Required work:
Images are excluded; otherwise, output every record exactly.

Records for the exercise:
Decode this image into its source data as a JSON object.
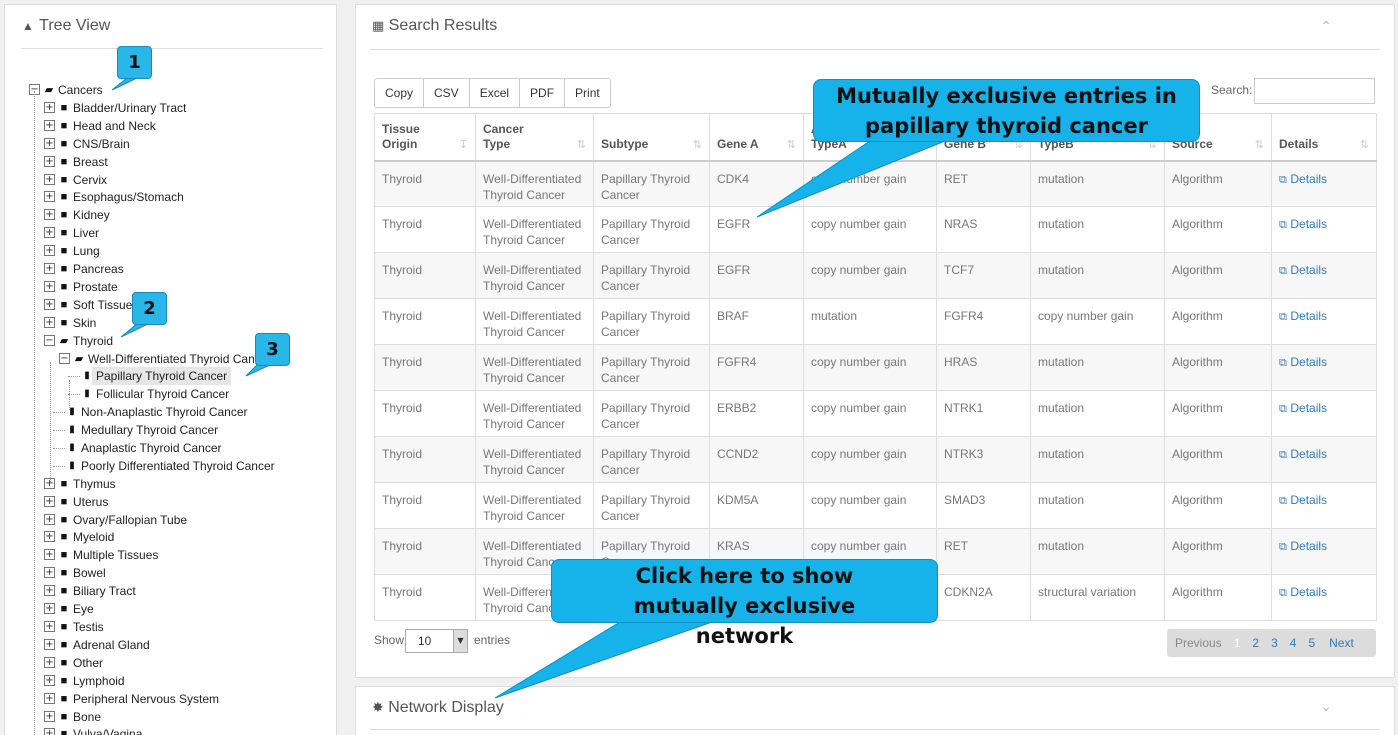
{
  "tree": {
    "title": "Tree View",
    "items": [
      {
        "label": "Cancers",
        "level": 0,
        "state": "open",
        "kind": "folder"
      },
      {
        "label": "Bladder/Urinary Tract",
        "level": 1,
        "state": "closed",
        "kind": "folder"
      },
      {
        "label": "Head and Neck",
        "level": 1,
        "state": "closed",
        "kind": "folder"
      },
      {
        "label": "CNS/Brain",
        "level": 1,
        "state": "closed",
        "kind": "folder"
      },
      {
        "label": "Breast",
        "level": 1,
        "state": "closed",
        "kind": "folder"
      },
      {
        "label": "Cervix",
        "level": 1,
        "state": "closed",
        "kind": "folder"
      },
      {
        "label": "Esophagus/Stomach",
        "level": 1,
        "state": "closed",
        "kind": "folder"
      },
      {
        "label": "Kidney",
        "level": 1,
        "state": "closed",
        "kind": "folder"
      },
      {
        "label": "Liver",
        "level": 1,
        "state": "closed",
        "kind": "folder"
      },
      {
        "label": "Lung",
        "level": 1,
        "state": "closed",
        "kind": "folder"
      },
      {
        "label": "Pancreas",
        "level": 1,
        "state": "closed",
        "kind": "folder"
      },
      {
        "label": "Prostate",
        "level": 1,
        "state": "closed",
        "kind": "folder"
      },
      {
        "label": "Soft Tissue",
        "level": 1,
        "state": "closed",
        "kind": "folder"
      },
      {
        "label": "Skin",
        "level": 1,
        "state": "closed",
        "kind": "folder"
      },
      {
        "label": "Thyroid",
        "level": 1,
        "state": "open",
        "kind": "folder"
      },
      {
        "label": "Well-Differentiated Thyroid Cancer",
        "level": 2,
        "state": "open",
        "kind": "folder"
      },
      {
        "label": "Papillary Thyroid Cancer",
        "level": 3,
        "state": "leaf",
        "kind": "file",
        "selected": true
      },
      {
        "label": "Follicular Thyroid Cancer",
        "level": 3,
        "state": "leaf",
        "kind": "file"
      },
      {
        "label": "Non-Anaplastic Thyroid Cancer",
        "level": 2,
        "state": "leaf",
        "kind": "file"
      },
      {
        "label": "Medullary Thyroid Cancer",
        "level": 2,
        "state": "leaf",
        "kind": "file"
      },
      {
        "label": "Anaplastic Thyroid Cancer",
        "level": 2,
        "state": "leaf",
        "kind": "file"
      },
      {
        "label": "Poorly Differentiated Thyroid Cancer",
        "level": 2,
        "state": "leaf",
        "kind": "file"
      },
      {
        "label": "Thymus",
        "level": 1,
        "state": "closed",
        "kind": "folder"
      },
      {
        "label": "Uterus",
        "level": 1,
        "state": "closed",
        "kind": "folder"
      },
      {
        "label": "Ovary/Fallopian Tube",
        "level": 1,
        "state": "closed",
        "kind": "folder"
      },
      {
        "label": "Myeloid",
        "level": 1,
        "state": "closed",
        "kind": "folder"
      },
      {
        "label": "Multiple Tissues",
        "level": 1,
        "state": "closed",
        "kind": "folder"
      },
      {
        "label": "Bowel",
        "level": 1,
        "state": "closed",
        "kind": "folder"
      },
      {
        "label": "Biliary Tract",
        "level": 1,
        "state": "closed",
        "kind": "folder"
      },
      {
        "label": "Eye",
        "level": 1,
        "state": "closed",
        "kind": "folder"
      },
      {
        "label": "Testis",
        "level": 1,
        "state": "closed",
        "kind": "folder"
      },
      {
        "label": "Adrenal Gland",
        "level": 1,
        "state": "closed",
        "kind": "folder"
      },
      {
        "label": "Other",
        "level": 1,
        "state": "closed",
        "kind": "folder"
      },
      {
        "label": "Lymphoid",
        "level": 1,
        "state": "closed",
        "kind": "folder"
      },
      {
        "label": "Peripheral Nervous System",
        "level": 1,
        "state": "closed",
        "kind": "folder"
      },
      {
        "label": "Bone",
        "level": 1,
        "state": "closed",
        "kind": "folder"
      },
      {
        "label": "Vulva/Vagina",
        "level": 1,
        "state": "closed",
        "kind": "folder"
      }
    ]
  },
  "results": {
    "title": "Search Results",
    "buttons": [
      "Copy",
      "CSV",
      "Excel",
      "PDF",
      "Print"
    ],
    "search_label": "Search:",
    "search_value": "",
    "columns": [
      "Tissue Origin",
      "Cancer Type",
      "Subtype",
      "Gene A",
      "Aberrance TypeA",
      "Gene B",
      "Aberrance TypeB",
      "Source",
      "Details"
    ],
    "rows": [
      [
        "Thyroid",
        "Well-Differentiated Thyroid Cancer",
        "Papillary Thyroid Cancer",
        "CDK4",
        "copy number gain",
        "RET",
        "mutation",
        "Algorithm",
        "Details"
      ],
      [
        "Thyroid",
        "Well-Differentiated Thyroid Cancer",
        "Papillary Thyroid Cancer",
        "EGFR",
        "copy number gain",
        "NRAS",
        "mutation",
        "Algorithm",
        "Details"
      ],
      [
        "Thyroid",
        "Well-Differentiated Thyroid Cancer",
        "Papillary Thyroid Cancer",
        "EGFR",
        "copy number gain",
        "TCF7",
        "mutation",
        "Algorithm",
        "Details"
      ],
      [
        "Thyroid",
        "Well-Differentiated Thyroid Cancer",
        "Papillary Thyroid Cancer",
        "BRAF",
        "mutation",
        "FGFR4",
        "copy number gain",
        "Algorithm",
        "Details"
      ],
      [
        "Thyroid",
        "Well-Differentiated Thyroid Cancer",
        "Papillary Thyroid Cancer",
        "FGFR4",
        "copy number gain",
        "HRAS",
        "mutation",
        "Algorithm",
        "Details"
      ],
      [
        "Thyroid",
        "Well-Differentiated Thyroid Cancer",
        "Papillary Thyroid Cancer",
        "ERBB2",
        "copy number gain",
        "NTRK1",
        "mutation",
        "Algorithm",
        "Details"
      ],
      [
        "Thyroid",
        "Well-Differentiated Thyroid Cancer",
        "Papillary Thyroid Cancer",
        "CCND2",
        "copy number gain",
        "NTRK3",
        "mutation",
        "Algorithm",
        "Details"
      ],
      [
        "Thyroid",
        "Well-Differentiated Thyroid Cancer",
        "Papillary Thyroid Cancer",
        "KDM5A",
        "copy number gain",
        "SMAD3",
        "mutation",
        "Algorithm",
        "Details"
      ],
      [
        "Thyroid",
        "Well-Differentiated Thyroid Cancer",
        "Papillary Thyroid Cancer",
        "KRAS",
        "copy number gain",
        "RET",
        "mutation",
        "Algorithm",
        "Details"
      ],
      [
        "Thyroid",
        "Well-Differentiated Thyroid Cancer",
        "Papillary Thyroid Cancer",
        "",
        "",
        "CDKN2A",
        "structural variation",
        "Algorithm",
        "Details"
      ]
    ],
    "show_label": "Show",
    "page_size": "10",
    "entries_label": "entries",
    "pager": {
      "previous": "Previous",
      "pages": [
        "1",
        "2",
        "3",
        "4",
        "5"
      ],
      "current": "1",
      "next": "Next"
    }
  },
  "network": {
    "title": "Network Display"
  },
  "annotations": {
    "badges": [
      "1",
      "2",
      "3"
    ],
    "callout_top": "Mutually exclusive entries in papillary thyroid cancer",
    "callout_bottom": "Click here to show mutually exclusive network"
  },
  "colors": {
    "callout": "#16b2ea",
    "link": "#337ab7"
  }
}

Answer to the problem:
Decode this image into its source data as a JSON object.
{
  "tree": {
    "title": "Tree View",
    "items": [
      {
        "label": "Cancers",
        "level": 0,
        "state": "open",
        "kind": "folder"
      },
      {
        "label": "Bladder/Urinary Tract",
        "level": 1,
        "state": "closed",
        "kind": "folder"
      },
      {
        "label": "Head and Neck",
        "level": 1,
        "state": "closed",
        "kind": "folder"
      },
      {
        "label": "CNS/Brain",
        "level": 1,
        "state": "closed",
        "kind": "folder"
      },
      {
        "label": "Breast",
        "level": 1,
        "state": "closed",
        "kind": "folder"
      },
      {
        "label": "Cervix",
        "level": 1,
        "state": "closed",
        "kind": "folder"
      },
      {
        "label": "Esophagus/Stomach",
        "level": 1,
        "state": "closed",
        "kind": "folder"
      },
      {
        "label": "Kidney",
        "level": 1,
        "state": "closed",
        "kind": "folder"
      },
      {
        "label": "Liver",
        "level": 1,
        "state": "closed",
        "kind": "folder"
      },
      {
        "label": "Lung",
        "level": 1,
        "state": "closed",
        "kind": "folder"
      },
      {
        "label": "Pancreas",
        "level": 1,
        "state": "closed",
        "kind": "folder"
      },
      {
        "label": "Prostate",
        "level": 1,
        "state": "closed",
        "kind": "folder"
      },
      {
        "label": "Soft Tissue",
        "level": 1,
        "state": "closed",
        "kind": "folder"
      },
      {
        "label": "Skin",
        "level": 1,
        "state": "closed",
        "kind": "folder"
      },
      {
        "label": "Thyroid",
        "level": 1,
        "state": "open",
        "kind": "folder"
      },
      {
        "label": "Well-Differentiated Thyroid Cancer",
        "level": 2,
        "state": "open",
        "kind": "folder"
      },
      {
        "label": "Papillary Thyroid Cancer",
        "level": 3,
        "state": "leaf",
        "kind": "file",
        "selected": true
      },
      {
        "label": "Follicular Thyroid Cancer",
        "level": 3,
        "state": "leaf",
        "kind": "file"
      },
      {
        "label": "Non-Anaplastic Thyroid Cancer",
        "level": 2,
        "state": "leaf",
        "kind": "file"
      },
      {
        "label": "Medullary Thyroid Cancer",
        "level": 2,
        "state": "leaf",
        "kind": "file"
      },
      {
        "label": "Anaplastic Thyroid Cancer",
        "level": 2,
        "state": "leaf",
        "kind": "file"
      },
      {
        "label": "Poorly Differentiated Thyroid Cancer",
        "level": 2,
        "state": "leaf",
        "kind": "file"
      },
      {
        "label": "Thymus",
        "level": 1,
        "state": "closed",
        "kind": "folder"
      },
      {
        "label": "Uterus",
        "level": 1,
        "state": "closed",
        "kind": "folder"
      },
      {
        "label": "Ovary/Fallopian Tube",
        "level": 1,
        "state": "closed",
        "kind": "folder"
      },
      {
        "label": "Myeloid",
        "level": 1,
        "state": "closed",
        "kind": "folder"
      },
      {
        "label": "Multiple Tissues",
        "level": 1,
        "state": "closed",
        "kind": "folder"
      },
      {
        "label": "Bowel",
        "level": 1,
        "state": "closed",
        "kind": "folder"
      },
      {
        "label": "Biliary Tract",
        "level": 1,
        "state": "closed",
        "kind": "folder"
      },
      {
        "label": "Eye",
        "level": 1,
        "state": "closed",
        "kind": "folder"
      },
      {
        "label": "Testis",
        "level": 1,
        "state": "closed",
        "kind": "folder"
      },
      {
        "label": "Adrenal Gland",
        "level": 1,
        "state": "closed",
        "kind": "folder"
      },
      {
        "label": "Other",
        "level": 1,
        "state": "closed",
        "kind": "folder"
      },
      {
        "label": "Lymphoid",
        "level": 1,
        "state": "closed",
        "kind": "folder"
      },
      {
        "label": "Peripheral Nervous System",
        "level": 1,
        "state": "closed",
        "kind": "folder"
      },
      {
        "label": "Bone",
        "level": 1,
        "state": "closed",
        "kind": "folder"
      },
      {
        "label": "Vulva/Vagina",
        "level": 1,
        "state": "closed",
        "kind": "folder"
      }
    ]
  },
  "results": {
    "title": "Search Results",
    "buttons": [
      "Copy",
      "CSV",
      "Excel",
      "PDF",
      "Print"
    ],
    "search_label": "Search:",
    "search_value": "",
    "columns": [
      "Tissue Origin",
      "Cancer Type",
      "Subtype",
      "Gene A",
      "Aberrance TypeA",
      "Gene B",
      "Aberrance TypeB",
      "Source",
      "Details"
    ],
    "rows": [
      [
        "Thyroid",
        "Well-Differentiated Thyroid Cancer",
        "Papillary Thyroid Cancer",
        "CDK4",
        "copy number gain",
        "RET",
        "mutation",
        "Algorithm",
        "Details"
      ],
      [
        "Thyroid",
        "Well-Differentiated Thyroid Cancer",
        "Papillary Thyroid Cancer",
        "EGFR",
        "copy number gain",
        "NRAS",
        "mutation",
        "Algorithm",
        "Details"
      ],
      [
        "Thyroid",
        "Well-Differentiated Thyroid Cancer",
        "Papillary Thyroid Cancer",
        "EGFR",
        "copy number gain",
        "TCF7",
        "mutation",
        "Algorithm",
        "Details"
      ],
      [
        "Thyroid",
        "Well-Differentiated Thyroid Cancer",
        "Papillary Thyroid Cancer",
        "BRAF",
        "mutation",
        "FGFR4",
        "copy number gain",
        "Algorithm",
        "Details"
      ],
      [
        "Thyroid",
        "Well-Differentiated Thyroid Cancer",
        "Papillary Thyroid Cancer",
        "FGFR4",
        "copy number gain",
        "HRAS",
        "mutation",
        "Algorithm",
        "Details"
      ],
      [
        "Thyroid",
        "Well-Differentiated Thyroid Cancer",
        "Papillary Thyroid Cancer",
        "ERBB2",
        "copy number gain",
        "NTRK1",
        "mutation",
        "Algorithm",
        "Details"
      ],
      [
        "Thyroid",
        "Well-Differentiated Thyroid Cancer",
        "Papillary Thyroid Cancer",
        "CCND2",
        "copy number gain",
        "NTRK3",
        "mutation",
        "Algorithm",
        "Details"
      ],
      [
        "Thyroid",
        "Well-Differentiated Thyroid Cancer",
        "Papillary Thyroid Cancer",
        "KDM5A",
        "copy number gain",
        "SMAD3",
        "mutation",
        "Algorithm",
        "Details"
      ],
      [
        "Thyroid",
        "Well-Differentiated Thyroid Cancer",
        "Papillary Thyroid Cancer",
        "KRAS",
        "copy number gain",
        "RET",
        "mutation",
        "Algorithm",
        "Details"
      ],
      [
        "Thyroid",
        "Well-Differentiated Thyroid Cancer",
        "Papillary Thyroid Cancer",
        "",
        "",
        "CDKN2A",
        "structural variation",
        "Algorithm",
        "Details"
      ]
    ],
    "show_label": "Show",
    "page_size": "10",
    "entries_label": "entries",
    "pager": {
      "previous": "Previous",
      "pages": [
        "1",
        "2",
        "3",
        "4",
        "5"
      ],
      "current": "1",
      "next": "Next"
    }
  },
  "network": {
    "title": "Network Display"
  },
  "annotations": {
    "badges": [
      "1",
      "2",
      "3"
    ],
    "callout_top": "Mutually exclusive entries in papillary thyroid cancer",
    "callout_bottom": "Click here to show mutually exclusive network"
  },
  "colors": {
    "callout": "#16b2ea",
    "link": "#337ab7"
  }
}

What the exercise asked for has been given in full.